_SET TASK_:
Report the count of lines holding "color" in the records, with no other words.

Figure record extracts
***
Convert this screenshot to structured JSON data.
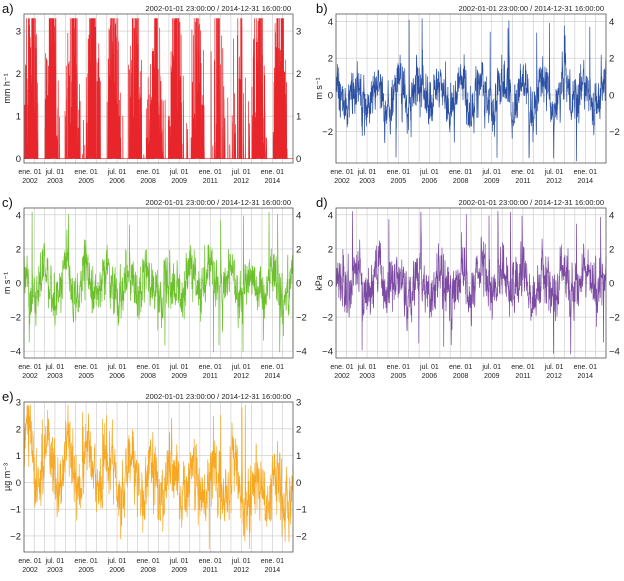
{
  "period_label": "2002-01-01 23:00:00 / 2014-12-31 16:00:00",
  "x_axis": {
    "ticks": [
      {
        "top": "ene. 01",
        "bottom": "2002"
      },
      {
        "top": "jul. 01",
        "bottom": "2003"
      },
      {
        "top": "ene. 01",
        "bottom": "2005"
      },
      {
        "top": "jul. 01",
        "bottom": "2006"
      },
      {
        "top": "ene. 01",
        "bottom": "2008"
      },
      {
        "top": "jul. 01",
        "bottom": "2009"
      },
      {
        "top": "ene. 01",
        "bottom": "2011"
      },
      {
        "top": "jul. 01",
        "bottom": "2012"
      },
      {
        "top": "ene. 01",
        "bottom": "2014"
      }
    ],
    "tick_dates": [
      "2002-01-01",
      "2003-07-01",
      "2005-01-01",
      "2006-07-01",
      "2008-01-01",
      "2009-07-01",
      "2011-01-01",
      "2012-07-01",
      "2014-01-01"
    ],
    "start": "2002-01-01",
    "end": "2014-12-31"
  },
  "chart_data": [
    {
      "id": "a",
      "panel_label": "a)",
      "type": "line",
      "ylabel": "mm h⁻¹",
      "ylim": [
        -0.1,
        3.4
      ],
      "yticks": [
        0,
        1,
        2,
        3
      ],
      "color": "#e8252a",
      "style": "precip",
      "grid": true
    },
    {
      "id": "b",
      "panel_label": "b)",
      "type": "line",
      "ylabel": "m s⁻¹",
      "ylim": [
        -3.7,
        4.4
      ],
      "yticks": [
        -2,
        0,
        2,
        4
      ],
      "color": "#2a4fa3",
      "style": "noise",
      "amplitude": 0.9,
      "spike": 4.2,
      "grid": true
    },
    {
      "id": "c",
      "panel_label": "c)",
      "type": "line",
      "ylabel": "m s⁻¹",
      "ylim": [
        -4.4,
        4.4
      ],
      "yticks": [
        -4,
        -2,
        0,
        2,
        4
      ],
      "color": "#6cc02c",
      "style": "noise",
      "amplitude": 1.0,
      "spike": 4.2,
      "grid": true
    },
    {
      "id": "d",
      "panel_label": "d)",
      "type": "line",
      "ylabel": "kPa",
      "ylim": [
        -4.4,
        4.4
      ],
      "yticks": [
        -4,
        -2,
        0,
        2,
        4
      ],
      "color": "#7b4aa2",
      "style": "noise",
      "amplitude": 1.0,
      "spike": 4.3,
      "grid": true
    },
    {
      "id": "e",
      "panel_label": "e)",
      "type": "line",
      "ylabel": "µg m⁻³",
      "ylim": [
        -2.6,
        3.0
      ],
      "yticks": [
        -2,
        -1,
        0,
        1,
        2,
        3
      ],
      "color": "#f7a823",
      "style": "noise",
      "amplitude": 0.8,
      "spike": 2.9,
      "grid": true
    }
  ]
}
***
_ANSWER TO THE EXERCISE_:
5